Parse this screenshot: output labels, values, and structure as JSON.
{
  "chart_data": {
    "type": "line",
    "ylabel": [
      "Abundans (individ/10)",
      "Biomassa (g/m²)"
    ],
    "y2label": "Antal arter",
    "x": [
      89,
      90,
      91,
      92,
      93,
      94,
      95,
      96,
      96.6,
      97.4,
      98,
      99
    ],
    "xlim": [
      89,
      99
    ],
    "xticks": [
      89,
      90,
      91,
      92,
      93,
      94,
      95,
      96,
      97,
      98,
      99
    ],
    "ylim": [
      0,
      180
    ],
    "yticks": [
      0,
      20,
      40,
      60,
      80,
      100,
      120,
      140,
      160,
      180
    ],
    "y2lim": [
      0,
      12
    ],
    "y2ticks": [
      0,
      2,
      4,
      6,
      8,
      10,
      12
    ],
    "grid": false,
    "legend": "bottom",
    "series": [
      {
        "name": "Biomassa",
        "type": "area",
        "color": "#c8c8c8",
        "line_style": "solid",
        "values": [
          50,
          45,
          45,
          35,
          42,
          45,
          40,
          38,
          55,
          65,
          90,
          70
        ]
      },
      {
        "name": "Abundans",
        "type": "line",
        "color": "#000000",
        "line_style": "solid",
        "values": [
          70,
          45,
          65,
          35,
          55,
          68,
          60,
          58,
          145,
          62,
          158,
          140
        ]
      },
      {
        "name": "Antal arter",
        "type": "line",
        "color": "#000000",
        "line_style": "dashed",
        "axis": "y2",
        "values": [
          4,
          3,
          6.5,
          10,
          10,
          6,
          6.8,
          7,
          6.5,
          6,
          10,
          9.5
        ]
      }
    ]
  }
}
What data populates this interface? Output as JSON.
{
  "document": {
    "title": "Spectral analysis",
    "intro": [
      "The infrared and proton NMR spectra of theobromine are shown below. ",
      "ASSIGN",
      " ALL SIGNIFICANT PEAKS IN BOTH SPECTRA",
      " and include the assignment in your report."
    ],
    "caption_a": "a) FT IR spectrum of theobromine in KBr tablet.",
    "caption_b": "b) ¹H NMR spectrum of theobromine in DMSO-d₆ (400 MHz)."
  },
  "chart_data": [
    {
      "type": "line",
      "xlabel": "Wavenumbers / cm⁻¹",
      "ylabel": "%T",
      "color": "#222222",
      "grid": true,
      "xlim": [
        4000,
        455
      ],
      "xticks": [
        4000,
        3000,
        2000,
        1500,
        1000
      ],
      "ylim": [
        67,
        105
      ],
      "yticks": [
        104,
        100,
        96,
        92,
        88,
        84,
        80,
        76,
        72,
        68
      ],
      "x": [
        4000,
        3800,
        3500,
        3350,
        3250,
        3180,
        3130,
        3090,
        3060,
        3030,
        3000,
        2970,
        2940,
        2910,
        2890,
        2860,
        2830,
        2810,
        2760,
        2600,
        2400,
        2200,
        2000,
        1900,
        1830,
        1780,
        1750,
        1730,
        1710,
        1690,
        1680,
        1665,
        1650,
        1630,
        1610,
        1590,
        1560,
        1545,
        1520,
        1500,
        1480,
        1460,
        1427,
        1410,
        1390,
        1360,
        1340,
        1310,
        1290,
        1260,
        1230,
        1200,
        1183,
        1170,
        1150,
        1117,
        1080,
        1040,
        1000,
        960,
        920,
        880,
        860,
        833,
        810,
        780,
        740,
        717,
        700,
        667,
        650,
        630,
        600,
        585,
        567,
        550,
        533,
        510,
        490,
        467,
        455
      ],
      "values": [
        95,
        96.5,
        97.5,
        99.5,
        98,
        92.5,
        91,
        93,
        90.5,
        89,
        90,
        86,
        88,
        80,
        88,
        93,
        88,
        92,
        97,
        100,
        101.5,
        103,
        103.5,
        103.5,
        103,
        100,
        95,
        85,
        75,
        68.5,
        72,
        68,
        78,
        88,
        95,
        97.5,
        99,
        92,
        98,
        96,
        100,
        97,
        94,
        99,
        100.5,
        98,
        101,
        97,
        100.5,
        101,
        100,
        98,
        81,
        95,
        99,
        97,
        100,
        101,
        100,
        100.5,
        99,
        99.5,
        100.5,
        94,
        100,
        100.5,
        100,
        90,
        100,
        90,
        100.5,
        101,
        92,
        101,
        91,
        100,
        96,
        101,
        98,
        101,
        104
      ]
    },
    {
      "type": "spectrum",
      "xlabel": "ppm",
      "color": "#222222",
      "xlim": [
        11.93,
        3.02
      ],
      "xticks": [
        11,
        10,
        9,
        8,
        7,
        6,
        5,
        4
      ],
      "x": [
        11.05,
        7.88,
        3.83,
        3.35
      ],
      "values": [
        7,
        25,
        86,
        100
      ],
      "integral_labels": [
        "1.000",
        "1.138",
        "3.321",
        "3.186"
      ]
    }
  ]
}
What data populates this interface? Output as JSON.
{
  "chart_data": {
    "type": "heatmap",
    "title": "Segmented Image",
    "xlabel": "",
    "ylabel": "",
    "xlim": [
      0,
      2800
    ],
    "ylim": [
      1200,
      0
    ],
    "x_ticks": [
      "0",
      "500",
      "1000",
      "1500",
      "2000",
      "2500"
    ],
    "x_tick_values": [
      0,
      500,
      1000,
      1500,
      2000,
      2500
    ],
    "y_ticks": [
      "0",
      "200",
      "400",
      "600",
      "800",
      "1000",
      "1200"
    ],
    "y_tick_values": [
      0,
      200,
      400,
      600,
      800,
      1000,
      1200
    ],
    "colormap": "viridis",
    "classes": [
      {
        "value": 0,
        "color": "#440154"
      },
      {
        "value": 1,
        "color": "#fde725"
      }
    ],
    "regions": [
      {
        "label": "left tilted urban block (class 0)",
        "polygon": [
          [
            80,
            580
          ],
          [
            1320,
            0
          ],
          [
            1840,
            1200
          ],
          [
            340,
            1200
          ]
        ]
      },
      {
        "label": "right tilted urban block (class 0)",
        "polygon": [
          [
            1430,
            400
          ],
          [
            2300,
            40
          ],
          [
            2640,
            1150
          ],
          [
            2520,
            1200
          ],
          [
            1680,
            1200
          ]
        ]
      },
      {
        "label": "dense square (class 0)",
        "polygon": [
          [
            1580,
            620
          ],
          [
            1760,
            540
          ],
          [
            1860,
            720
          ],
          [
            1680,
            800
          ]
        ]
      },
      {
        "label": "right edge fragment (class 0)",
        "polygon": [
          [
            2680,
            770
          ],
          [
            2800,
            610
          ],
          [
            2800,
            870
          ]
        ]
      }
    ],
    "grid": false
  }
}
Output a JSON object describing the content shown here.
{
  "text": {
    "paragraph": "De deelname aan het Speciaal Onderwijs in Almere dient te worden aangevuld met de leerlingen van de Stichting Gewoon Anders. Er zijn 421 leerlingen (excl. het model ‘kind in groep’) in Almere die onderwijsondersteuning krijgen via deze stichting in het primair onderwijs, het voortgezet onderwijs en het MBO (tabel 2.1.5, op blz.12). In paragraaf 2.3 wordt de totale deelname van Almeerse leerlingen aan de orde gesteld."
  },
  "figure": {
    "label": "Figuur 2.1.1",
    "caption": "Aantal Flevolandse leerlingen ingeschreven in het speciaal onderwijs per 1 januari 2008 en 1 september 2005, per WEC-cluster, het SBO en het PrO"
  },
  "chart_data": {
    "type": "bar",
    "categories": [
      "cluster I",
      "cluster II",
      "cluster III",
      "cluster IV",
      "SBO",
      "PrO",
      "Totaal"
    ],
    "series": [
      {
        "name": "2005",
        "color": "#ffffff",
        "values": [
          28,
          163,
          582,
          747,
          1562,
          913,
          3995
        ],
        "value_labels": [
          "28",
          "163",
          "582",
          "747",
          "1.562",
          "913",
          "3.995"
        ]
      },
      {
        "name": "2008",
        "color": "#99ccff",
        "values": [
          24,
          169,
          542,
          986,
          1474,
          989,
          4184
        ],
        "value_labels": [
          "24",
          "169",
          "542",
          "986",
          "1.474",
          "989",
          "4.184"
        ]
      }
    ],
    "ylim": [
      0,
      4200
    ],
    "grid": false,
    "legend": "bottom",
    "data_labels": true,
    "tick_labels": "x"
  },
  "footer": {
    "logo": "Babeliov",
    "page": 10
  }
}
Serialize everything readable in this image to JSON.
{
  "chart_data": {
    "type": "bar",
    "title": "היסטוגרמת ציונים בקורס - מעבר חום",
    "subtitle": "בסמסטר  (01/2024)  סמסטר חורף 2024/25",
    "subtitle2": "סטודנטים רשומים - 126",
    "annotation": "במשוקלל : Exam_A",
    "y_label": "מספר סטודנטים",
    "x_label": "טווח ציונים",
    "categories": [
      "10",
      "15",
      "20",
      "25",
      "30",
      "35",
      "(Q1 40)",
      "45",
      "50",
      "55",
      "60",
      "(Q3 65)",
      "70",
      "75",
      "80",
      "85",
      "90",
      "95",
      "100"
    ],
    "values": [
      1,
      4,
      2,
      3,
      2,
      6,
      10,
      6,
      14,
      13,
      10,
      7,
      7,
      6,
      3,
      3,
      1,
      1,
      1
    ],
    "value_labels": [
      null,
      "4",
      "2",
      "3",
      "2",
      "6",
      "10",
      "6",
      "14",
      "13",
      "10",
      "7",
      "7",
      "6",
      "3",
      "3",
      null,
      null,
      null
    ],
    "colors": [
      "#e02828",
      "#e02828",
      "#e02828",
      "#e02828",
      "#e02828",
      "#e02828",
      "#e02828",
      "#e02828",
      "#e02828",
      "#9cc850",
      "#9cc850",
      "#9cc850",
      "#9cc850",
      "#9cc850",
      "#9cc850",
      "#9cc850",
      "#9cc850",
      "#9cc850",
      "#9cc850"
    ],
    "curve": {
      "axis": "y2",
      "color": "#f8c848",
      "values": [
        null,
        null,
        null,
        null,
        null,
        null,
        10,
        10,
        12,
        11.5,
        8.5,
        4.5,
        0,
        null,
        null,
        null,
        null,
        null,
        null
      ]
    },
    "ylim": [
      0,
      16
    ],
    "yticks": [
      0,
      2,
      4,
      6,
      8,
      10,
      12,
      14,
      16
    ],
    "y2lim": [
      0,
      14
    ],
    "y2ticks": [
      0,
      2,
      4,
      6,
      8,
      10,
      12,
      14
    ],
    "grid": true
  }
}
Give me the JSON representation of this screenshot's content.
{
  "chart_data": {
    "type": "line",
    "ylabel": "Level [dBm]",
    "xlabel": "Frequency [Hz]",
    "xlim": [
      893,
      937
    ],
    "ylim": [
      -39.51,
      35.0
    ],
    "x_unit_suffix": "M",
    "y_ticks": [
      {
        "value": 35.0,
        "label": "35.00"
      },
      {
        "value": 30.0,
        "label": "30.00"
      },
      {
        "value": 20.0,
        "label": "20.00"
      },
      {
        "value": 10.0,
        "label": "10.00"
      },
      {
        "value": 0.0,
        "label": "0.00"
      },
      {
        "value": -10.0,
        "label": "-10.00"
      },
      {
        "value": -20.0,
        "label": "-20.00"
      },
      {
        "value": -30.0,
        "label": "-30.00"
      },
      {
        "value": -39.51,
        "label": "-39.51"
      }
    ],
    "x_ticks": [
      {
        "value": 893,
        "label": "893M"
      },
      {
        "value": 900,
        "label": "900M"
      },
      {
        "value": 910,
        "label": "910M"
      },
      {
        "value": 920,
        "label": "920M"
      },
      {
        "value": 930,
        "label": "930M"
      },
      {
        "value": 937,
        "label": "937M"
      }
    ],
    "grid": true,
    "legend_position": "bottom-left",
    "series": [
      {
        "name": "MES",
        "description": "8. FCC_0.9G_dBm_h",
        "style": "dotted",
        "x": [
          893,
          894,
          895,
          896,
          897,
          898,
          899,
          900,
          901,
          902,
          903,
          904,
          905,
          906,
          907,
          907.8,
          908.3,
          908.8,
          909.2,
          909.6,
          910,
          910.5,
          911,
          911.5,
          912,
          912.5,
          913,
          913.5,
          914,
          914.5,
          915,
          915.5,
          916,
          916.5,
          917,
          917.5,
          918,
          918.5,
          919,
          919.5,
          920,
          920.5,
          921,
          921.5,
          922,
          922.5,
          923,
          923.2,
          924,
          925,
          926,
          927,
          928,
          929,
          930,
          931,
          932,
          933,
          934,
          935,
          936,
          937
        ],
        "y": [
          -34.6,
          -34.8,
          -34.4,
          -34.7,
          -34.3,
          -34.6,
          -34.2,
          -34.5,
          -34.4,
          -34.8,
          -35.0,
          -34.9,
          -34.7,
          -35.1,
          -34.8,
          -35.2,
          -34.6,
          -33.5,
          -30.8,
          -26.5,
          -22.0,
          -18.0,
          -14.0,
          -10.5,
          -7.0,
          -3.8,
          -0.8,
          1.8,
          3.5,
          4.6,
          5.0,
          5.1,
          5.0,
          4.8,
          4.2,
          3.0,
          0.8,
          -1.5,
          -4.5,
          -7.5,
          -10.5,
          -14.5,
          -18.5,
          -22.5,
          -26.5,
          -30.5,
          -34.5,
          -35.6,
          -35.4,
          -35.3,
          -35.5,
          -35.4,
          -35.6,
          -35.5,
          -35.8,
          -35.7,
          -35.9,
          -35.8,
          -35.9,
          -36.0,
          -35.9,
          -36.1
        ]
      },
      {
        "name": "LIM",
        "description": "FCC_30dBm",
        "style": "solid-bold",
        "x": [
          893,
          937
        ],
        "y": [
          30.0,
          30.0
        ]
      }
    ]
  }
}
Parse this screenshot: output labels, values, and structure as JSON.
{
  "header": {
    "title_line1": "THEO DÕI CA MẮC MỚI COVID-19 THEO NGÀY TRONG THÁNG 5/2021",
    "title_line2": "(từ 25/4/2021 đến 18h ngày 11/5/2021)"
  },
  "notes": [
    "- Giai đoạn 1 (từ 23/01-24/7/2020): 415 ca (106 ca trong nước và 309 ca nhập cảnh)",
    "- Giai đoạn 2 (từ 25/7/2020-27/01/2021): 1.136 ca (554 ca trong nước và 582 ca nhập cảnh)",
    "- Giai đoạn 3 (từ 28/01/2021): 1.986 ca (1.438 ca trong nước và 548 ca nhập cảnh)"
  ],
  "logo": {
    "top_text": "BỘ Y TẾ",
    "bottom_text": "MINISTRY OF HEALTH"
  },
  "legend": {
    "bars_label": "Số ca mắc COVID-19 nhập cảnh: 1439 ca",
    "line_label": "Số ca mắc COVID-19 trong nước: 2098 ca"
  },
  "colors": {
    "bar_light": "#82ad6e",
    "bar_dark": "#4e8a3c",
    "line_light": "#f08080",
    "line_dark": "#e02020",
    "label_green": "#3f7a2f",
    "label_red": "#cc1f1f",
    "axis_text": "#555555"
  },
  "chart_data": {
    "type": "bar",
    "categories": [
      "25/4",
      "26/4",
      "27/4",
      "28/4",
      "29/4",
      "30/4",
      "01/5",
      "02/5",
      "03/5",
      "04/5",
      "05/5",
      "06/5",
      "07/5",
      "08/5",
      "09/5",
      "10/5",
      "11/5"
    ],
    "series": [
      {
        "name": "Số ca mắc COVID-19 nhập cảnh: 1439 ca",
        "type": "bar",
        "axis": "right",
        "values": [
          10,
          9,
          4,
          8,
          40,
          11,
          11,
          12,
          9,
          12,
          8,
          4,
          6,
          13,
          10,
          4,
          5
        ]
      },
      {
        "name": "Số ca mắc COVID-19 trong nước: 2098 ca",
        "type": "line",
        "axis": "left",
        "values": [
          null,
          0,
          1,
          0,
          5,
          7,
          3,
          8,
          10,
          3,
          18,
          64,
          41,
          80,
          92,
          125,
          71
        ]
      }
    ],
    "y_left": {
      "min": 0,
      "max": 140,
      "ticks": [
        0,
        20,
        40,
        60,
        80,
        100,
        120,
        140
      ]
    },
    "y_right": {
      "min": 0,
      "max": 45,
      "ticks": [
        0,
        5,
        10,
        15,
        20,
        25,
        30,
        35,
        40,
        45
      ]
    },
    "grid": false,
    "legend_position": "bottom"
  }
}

:: PROBLEM TO WORK ON ::
Supply the count of lines in the entries that contain the word "đoạn", and nothing besides.

:: OUTPUT FOR THIS TASK ::
3